DESCRIPTION OF THE TASK:
Only the pictures are left out: repeat the rest of the entries exactly.

SOURCE DATA:
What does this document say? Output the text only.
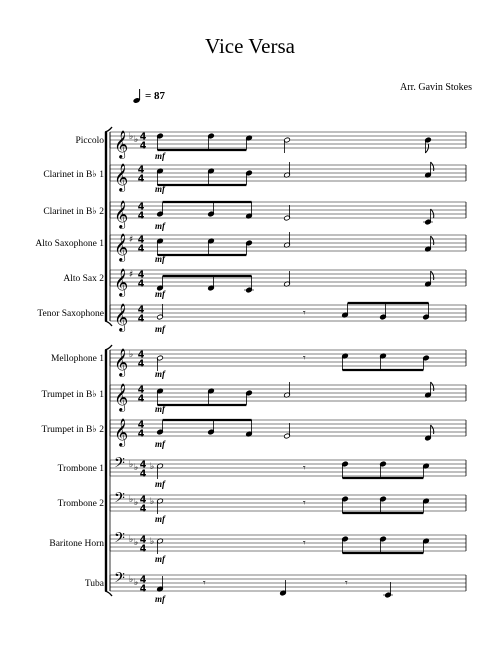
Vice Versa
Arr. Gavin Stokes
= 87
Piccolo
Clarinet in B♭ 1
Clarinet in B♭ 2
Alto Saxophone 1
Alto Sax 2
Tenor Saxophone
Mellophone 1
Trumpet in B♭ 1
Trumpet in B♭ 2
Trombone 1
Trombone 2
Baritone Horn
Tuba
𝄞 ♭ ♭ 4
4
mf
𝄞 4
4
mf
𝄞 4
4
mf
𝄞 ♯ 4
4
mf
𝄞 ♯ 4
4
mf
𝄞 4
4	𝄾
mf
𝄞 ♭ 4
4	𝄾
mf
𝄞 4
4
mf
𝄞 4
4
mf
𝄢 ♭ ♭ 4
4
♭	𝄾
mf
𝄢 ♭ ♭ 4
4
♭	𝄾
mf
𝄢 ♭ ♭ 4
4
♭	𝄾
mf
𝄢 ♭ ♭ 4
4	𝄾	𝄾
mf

RESULT OF THE TASK:
What does this document say? Output the text only.
Vice Versa
Arr. Gavin Stokes
= 87
Piccolo
Clarinet in B♭ 1
Clarinet in B♭ 2
Alto Saxophone 1
Alto Sax 2
Tenor Saxophone
Mellophone 1
Trumpet in B♭ 1
Trumpet in B♭ 2
Trombone 1
Trombone 2
Baritone Horn
Tuba
𝄞 ♭ ♭ 4
4
mf
𝄞 4
4
mf
𝄞 4
4
mf
𝄞 ♯ 4
4
mf
𝄞 ♯ 4
4
mf
𝄞 4
4	𝄾
mf
𝄞 ♭ 4
4	𝄾
mf
𝄞 4
4
mf
𝄞 4
4
mf
𝄢 ♭ ♭ 4
4
♭	𝄾
mf
𝄢 ♭ ♭ 4
4
♭	𝄾
mf
𝄢 ♭ ♭ 4
4
♭	𝄾
mf
𝄢 ♭ ♭ 4
4	𝄾	𝄾
mf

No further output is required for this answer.